Data provided ▸
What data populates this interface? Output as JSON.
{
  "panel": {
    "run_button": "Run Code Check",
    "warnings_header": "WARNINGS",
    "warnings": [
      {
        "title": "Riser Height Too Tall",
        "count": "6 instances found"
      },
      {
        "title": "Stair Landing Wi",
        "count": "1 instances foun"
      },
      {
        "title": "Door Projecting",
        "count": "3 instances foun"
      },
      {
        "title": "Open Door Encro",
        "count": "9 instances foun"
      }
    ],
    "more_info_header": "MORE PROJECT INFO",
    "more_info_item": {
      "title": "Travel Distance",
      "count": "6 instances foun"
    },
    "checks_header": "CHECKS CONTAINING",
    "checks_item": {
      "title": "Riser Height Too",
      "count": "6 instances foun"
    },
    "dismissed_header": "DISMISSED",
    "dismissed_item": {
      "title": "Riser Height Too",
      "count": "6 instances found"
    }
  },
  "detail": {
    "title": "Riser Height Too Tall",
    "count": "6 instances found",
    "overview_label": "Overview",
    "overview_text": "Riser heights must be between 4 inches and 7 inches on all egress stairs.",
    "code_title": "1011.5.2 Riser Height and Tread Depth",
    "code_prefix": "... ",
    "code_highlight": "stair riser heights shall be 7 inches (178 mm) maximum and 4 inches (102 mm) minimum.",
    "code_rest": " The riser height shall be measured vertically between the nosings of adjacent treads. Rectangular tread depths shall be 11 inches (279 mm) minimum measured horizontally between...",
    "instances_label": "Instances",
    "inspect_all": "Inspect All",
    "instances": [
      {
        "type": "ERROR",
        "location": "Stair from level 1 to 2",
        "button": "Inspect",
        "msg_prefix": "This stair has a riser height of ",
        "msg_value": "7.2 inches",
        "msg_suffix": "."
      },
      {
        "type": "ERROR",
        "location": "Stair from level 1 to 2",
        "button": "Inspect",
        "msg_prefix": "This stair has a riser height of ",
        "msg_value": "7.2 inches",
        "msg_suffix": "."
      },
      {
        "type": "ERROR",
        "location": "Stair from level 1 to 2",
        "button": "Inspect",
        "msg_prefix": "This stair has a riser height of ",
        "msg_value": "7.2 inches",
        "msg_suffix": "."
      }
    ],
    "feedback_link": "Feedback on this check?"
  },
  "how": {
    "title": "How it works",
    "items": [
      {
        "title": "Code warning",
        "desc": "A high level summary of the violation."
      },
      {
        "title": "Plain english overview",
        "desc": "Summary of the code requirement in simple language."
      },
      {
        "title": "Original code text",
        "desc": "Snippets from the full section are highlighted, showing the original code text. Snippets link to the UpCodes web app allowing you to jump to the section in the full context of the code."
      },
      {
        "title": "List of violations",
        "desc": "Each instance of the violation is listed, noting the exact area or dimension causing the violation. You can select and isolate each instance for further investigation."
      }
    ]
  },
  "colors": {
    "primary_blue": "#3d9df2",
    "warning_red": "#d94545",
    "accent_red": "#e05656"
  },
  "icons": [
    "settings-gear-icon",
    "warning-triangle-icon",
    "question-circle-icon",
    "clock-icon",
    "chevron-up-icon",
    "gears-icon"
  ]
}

Task brief ▸
From the entries above, copy out every line where the string "found" appears.

Result below ▸
        "count": "6 instances found"
      "count": "6 instances found"
    "count": "6 instances found",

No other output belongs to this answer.